▶ **What you should do**: In the blog post about waiting to sell a house, how many offers has the house received?

▶ **Source passage**:
-----
So tired, tired of waiting

Posted on 04 May 2009

Last week I sat down and cried. The house is being shown often, sometimes two times in a day, and yet we have had only one insultingly low offer. Although all house prices have slipped and we have lowered our price accordingly to the point where we are now lower than land value, no one wants our sweet cottage. I look around me. All is spotlessly clean – I’m sick of cleaning – so now all I can blame is the flaws – poor layout, scratched floors from 25 years of living, small crack on kitchen countertop, and on it goes until I feel as if I am tearing apart an old friend who has been good to me. 

I keep thinking of an image from Marion Woodman’s “Bone” where she is stroking her stomach and apologizing to it for being so critical when it has served her well, despite her abuse. How can I compare a house to a body? When one dreams of a house, according to Jungian thought, one is dreaming of self. I transfer this to strangers walking through our personal space, turning on every light, opening drawers and closets and it almost feels as if I am standing naked in Grand Central Station. 
You should be tougher I tell myself. To hell with those who don’t like what they see.
-----
▶ **Information provided**:
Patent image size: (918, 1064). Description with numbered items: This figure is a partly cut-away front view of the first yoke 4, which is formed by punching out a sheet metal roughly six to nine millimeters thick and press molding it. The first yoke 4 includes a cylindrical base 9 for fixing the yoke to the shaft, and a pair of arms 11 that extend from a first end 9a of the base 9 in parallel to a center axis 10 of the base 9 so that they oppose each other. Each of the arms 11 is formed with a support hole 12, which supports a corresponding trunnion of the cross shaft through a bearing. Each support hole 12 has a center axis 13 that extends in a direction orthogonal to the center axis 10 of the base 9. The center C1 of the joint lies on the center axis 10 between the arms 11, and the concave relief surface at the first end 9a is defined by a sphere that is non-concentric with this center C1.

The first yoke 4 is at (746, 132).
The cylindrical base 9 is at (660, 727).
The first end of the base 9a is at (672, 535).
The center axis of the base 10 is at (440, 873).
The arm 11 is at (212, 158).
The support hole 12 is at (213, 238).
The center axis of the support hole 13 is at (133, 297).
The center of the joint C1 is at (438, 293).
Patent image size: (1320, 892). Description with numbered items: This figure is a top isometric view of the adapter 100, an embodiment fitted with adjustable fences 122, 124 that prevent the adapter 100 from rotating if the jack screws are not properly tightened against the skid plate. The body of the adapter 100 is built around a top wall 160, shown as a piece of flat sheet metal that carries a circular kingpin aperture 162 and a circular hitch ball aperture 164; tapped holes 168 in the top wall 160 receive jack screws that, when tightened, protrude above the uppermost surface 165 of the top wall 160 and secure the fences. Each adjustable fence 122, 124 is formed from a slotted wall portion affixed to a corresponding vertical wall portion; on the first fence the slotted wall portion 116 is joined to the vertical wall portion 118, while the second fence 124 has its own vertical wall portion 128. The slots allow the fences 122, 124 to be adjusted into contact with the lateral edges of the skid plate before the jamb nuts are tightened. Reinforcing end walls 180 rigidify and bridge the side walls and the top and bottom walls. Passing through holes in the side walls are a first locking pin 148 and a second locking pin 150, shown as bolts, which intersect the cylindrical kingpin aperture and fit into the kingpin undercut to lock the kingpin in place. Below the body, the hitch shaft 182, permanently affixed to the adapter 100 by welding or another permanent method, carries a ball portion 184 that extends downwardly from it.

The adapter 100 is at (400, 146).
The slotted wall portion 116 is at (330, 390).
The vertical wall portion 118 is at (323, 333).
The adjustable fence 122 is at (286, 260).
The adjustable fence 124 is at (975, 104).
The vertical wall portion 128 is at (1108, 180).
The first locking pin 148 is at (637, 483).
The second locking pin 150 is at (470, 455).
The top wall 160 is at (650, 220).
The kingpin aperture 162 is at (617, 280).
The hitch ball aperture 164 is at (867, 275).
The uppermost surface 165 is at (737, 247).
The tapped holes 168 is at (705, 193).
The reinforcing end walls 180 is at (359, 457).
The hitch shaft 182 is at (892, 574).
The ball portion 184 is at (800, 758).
-----
▶ **Exercise solution**: Only one, and it was insultingly low.